*PROBLEM TO SOLVE*. Examine each line of the listing below. Copy those in which the string "JSON" appears.
───
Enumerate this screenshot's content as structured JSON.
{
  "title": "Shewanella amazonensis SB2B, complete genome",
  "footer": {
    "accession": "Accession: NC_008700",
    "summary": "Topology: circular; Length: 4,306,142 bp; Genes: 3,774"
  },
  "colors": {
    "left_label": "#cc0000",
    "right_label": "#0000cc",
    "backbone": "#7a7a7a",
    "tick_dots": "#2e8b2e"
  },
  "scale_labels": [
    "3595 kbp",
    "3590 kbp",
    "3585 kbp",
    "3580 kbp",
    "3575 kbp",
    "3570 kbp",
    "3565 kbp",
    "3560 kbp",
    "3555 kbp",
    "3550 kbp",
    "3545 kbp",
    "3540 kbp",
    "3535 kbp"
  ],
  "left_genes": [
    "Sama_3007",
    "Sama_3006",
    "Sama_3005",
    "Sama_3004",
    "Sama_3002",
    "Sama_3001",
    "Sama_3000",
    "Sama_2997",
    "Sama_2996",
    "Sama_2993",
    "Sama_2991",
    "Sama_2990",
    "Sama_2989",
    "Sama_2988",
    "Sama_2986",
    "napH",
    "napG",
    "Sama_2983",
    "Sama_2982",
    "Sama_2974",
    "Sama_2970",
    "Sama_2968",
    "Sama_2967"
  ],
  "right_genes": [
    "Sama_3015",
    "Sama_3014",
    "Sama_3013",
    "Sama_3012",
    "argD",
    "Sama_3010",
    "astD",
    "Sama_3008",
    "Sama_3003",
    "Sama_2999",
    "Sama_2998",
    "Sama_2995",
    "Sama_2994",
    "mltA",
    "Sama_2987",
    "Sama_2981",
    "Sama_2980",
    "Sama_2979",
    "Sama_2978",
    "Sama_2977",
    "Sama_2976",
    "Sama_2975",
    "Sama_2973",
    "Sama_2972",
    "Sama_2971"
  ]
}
───
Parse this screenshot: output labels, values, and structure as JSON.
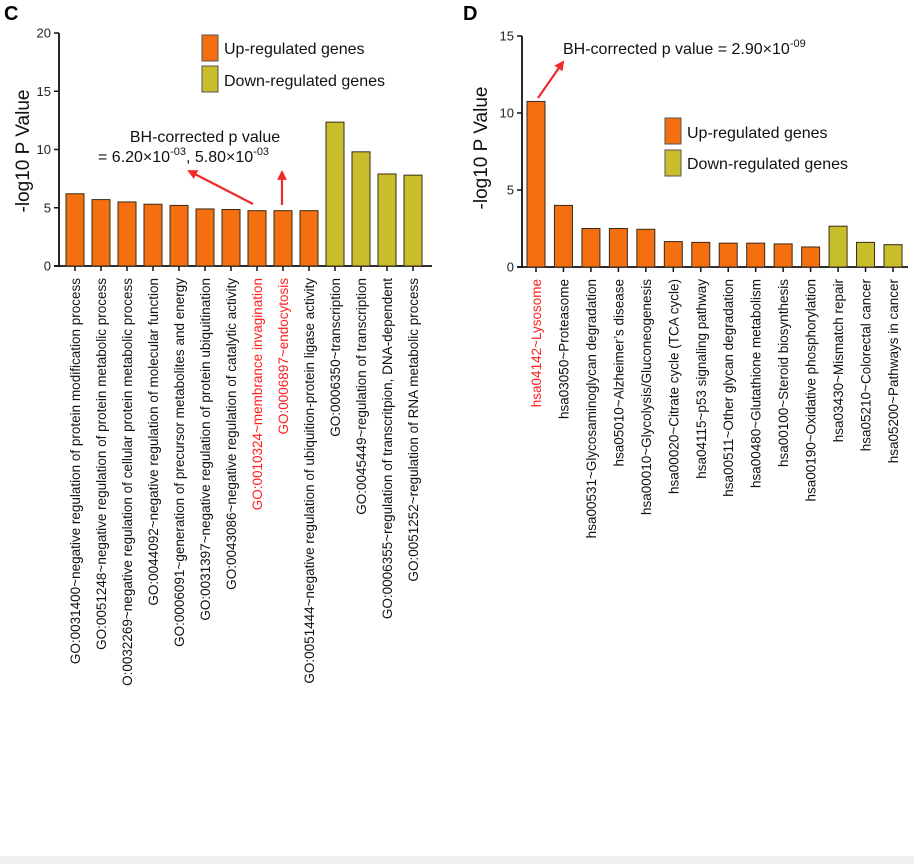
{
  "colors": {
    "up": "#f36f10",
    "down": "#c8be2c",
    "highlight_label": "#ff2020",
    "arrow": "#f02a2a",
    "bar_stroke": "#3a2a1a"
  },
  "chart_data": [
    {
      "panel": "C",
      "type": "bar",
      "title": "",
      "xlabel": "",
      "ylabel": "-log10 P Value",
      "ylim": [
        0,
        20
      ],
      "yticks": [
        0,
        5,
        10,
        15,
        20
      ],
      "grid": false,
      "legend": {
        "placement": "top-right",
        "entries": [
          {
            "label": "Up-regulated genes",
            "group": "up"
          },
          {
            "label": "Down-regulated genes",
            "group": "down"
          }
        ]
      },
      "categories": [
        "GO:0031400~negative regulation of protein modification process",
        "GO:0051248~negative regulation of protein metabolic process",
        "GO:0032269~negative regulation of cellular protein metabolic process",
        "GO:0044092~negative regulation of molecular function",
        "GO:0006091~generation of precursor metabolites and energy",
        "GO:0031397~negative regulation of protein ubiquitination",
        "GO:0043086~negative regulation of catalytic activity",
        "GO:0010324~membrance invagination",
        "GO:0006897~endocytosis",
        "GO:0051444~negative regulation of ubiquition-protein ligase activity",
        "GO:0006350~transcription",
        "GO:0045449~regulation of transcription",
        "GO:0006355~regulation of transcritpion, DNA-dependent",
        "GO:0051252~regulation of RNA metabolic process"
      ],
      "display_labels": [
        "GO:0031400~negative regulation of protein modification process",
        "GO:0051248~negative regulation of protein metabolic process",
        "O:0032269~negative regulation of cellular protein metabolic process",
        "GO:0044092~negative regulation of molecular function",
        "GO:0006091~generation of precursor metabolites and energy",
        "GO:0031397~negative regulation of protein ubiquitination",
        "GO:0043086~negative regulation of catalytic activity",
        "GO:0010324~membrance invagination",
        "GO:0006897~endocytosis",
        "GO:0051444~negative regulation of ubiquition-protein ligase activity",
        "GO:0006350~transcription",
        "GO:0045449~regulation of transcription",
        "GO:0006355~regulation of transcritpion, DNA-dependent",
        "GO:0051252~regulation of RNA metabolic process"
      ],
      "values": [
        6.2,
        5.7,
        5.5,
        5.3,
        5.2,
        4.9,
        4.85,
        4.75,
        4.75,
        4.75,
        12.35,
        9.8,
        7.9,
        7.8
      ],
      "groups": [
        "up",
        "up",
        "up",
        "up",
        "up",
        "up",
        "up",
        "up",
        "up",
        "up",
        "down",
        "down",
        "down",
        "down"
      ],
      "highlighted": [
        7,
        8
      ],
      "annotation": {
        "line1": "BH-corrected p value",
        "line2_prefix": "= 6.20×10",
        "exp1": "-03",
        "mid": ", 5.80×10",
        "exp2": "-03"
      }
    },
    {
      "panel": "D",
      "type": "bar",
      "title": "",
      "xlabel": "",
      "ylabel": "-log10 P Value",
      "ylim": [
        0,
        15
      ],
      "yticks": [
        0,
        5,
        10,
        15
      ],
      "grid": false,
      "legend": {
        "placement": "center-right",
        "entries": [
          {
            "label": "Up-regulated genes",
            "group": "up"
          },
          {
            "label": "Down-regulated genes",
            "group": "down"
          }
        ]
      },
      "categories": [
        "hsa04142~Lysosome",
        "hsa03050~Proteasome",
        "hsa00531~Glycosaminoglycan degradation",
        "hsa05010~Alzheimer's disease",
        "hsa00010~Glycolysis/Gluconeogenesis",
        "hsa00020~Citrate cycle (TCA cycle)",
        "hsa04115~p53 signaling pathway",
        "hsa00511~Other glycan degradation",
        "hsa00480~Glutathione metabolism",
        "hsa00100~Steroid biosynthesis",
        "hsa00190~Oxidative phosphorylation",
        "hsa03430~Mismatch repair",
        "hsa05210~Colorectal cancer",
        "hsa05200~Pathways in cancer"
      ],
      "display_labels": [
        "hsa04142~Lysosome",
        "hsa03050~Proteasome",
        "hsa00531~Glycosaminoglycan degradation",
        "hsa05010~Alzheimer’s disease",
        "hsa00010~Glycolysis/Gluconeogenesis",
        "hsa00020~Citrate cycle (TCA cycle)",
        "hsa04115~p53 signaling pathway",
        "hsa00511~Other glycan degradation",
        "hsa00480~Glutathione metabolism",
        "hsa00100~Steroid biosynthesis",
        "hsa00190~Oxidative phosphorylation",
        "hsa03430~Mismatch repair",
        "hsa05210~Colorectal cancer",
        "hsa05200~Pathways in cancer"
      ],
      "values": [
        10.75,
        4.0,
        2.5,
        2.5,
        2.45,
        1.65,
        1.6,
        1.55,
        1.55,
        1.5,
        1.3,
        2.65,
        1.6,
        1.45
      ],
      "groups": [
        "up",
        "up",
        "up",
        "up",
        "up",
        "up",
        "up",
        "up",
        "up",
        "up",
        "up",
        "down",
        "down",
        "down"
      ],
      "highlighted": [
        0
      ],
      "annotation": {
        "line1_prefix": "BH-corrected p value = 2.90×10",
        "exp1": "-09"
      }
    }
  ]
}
───
*TASK ANSWER*.
Enumerate this screenshot's content as structured JSON.
Parse this screenshot: output labels, values, and structure as JSON.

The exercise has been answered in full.